» EXERCISE: Read the records below and copy each line that contains "Tautz".

[[ RECORDS, beginning ]]

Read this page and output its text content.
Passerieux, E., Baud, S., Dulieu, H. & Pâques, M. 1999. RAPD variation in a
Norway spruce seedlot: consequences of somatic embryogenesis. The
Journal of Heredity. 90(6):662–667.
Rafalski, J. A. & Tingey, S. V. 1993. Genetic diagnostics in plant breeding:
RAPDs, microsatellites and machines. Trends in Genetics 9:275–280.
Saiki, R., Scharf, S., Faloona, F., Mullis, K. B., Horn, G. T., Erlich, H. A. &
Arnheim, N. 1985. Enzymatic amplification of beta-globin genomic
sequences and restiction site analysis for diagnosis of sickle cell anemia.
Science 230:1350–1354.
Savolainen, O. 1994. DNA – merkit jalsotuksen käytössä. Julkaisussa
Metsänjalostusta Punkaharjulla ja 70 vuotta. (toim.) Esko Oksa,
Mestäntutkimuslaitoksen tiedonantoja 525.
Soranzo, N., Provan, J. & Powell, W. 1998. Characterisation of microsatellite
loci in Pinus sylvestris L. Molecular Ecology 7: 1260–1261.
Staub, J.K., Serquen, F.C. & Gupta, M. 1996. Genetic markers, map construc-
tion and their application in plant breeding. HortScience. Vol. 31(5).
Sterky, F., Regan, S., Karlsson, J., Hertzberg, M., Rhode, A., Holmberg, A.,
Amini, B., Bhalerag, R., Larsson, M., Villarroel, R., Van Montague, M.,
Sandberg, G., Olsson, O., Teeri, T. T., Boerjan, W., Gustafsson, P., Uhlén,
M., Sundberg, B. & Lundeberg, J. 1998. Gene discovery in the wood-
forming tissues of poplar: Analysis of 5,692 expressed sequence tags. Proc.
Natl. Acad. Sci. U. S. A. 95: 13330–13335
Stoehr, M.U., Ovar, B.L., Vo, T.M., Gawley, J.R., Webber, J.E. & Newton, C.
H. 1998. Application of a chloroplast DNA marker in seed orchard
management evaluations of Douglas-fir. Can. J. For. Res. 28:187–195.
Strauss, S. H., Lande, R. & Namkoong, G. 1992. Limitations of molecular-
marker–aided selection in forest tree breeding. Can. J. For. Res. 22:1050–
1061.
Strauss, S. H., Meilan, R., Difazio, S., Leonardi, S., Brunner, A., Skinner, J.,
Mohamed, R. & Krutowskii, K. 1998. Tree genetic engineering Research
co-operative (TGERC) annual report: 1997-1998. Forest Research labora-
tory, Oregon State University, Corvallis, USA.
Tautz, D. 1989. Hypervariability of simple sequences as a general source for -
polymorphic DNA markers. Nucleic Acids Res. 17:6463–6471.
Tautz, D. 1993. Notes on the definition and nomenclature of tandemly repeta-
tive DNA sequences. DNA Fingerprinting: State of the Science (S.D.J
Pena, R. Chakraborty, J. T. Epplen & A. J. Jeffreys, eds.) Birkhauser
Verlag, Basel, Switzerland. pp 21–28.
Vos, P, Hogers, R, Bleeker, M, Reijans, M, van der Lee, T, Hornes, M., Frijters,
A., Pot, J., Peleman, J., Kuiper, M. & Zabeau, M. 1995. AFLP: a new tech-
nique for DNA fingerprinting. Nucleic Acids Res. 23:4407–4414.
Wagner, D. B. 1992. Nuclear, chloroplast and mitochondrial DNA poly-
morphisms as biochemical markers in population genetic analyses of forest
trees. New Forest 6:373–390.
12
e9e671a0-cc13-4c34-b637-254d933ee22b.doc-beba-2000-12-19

[[ RECORDS, end ]]

» RESPONSE TO THIS EXERCISE:
Tautz, D. 1989. Hypervariability of simple sequences as a general source for -
Tautz, D. 1993. Notes on the definition and nomenclature of tandemly repeta-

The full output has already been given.